## BEGIN DATA PROVIDED

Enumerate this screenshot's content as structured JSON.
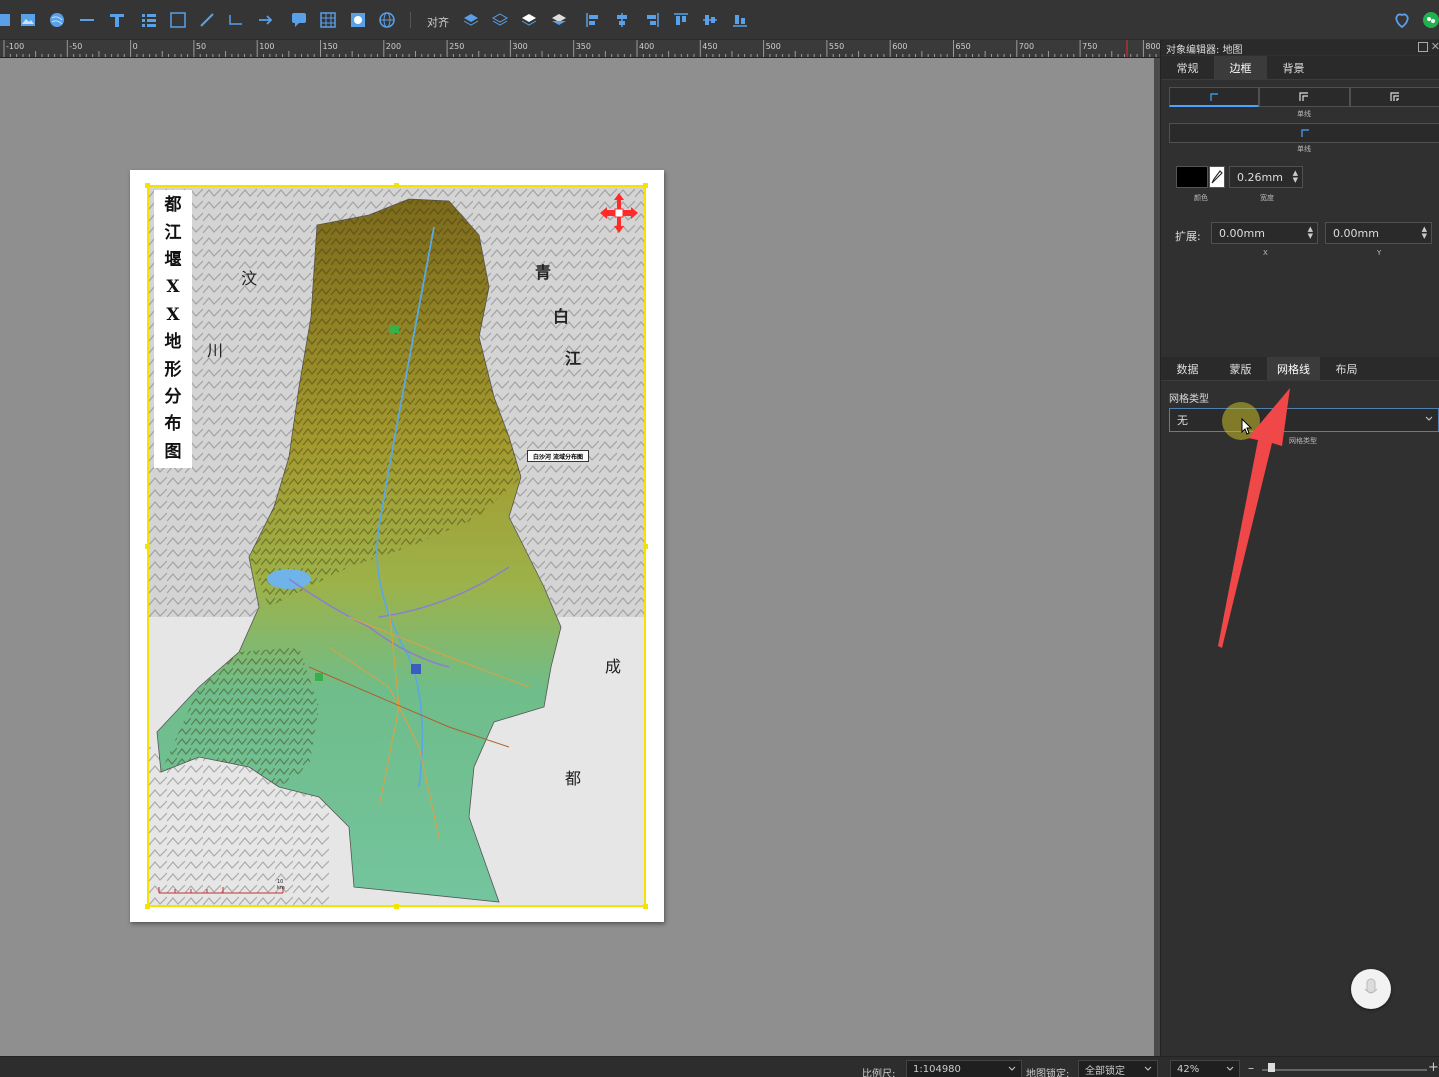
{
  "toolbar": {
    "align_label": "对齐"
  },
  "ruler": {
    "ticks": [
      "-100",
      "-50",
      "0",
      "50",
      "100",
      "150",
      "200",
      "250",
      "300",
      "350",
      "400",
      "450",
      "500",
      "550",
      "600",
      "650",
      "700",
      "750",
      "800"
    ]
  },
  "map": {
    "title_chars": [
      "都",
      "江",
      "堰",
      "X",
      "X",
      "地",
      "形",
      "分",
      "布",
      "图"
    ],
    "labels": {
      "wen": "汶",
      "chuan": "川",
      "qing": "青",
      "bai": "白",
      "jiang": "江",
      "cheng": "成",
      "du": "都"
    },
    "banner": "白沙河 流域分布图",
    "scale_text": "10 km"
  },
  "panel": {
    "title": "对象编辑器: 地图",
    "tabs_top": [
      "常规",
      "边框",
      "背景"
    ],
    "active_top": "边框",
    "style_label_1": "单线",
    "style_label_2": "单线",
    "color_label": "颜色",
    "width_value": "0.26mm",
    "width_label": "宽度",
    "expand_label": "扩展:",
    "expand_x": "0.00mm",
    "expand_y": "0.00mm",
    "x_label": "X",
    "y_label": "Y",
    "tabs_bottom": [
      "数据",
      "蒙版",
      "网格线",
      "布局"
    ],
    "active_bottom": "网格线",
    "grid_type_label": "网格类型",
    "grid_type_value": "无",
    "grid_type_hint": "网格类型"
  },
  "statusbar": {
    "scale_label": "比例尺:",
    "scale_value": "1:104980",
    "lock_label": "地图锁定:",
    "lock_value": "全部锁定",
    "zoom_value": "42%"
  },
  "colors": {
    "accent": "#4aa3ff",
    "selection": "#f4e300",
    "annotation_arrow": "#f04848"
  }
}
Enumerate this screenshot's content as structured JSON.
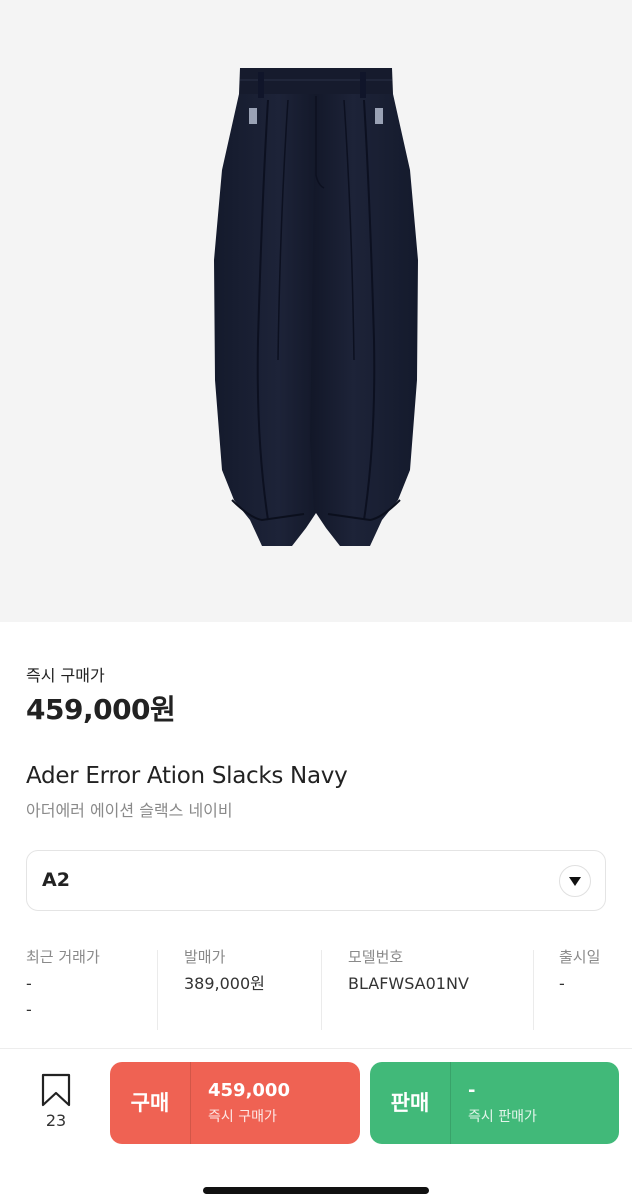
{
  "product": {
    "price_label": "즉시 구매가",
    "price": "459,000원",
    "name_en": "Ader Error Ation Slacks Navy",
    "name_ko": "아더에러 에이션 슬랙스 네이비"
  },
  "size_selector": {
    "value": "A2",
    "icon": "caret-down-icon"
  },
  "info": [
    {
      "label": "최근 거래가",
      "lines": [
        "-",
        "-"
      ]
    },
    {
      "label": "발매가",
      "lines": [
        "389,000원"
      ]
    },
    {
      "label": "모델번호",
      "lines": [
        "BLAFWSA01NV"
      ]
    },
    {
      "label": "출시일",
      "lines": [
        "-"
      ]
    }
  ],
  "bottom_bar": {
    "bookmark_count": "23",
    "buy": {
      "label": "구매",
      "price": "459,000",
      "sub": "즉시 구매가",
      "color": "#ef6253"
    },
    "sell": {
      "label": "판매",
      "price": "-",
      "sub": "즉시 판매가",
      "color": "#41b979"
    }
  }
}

## END DATA PROVIDED

# [TASK GOAL]
Do not include images; quote all of the entries above exactly.

# [COMPLETE RESPONSE]
Enumerate this screenshot's content as structured JSON.
{
  "toolbar": {
    "align_label": "对齐"
  },
  "ruler": {
    "ticks": [
      "-100",
      "-50",
      "0",
      "50",
      "100",
      "150",
      "200",
      "250",
      "300",
      "350",
      "400",
      "450",
      "500",
      "550",
      "600",
      "650",
      "700",
      "750",
      "800"
    ]
  },
  "map": {
    "title_chars": [
      "都",
      "江",
      "堰",
      "X",
      "X",
      "地",
      "形",
      "分",
      "布",
      "图"
    ],
    "labels": {
      "wen": "汶",
      "chuan": "川",
      "qing": "青",
      "bai": "白",
      "jiang": "江",
      "cheng": "成",
      "du": "都"
    },
    "banner": "白沙河 流域分布图",
    "scale_text": "10 km"
  },
  "panel": {
    "title": "对象编辑器: 地图",
    "tabs_top": [
      "常规",
      "边框",
      "背景"
    ],
    "active_top": "边框",
    "style_label_1": "单线",
    "style_label_2": "单线",
    "color_label": "颜色",
    "width_value": "0.26mm",
    "width_label": "宽度",
    "expand_label": "扩展:",
    "expand_x": "0.00mm",
    "expand_y": "0.00mm",
    "x_label": "X",
    "y_label": "Y",
    "tabs_bottom": [
      "数据",
      "蒙版",
      "网格线",
      "布局"
    ],
    "active_bottom": "网格线",
    "grid_type_label": "网格类型",
    "grid_type_value": "无",
    "grid_type_hint": "网格类型"
  },
  "statusbar": {
    "scale_label": "比例尺:",
    "scale_value": "1:104980",
    "lock_label": "地图锁定:",
    "lock_value": "全部锁定",
    "zoom_value": "42%"
  },
  "colors": {
    "accent": "#4aa3ff",
    "selection": "#f4e300",
    "annotation_arrow": "#f04848"
  }
}
Enumerate this screenshot's content as structured JSON.
{
  "product": {
    "price_label": "즉시 구매가",
    "price": "459,000원",
    "name_en": "Ader Error Ation Slacks Navy",
    "name_ko": "아더에러 에이션 슬랙스 네이비"
  },
  "size_selector": {
    "value": "A2",
    "icon": "caret-down-icon"
  },
  "info": [
    {
      "label": "최근 거래가",
      "lines": [
        "-",
        "-"
      ]
    },
    {
      "label": "발매가",
      "lines": [
        "389,000원"
      ]
    },
    {
      "label": "모델번호",
      "lines": [
        "BLAFWSA01NV"
      ]
    },
    {
      "label": "출시일",
      "lines": [
        "-"
      ]
    }
  ],
  "bottom_bar": {
    "bookmark_count": "23",
    "buy": {
      "label": "구매",
      "price": "459,000",
      "sub": "즉시 구매가",
      "color": "#ef6253"
    },
    "sell": {
      "label": "판매",
      "price": "-",
      "sub": "즉시 판매가",
      "color": "#41b979"
    }
  }
}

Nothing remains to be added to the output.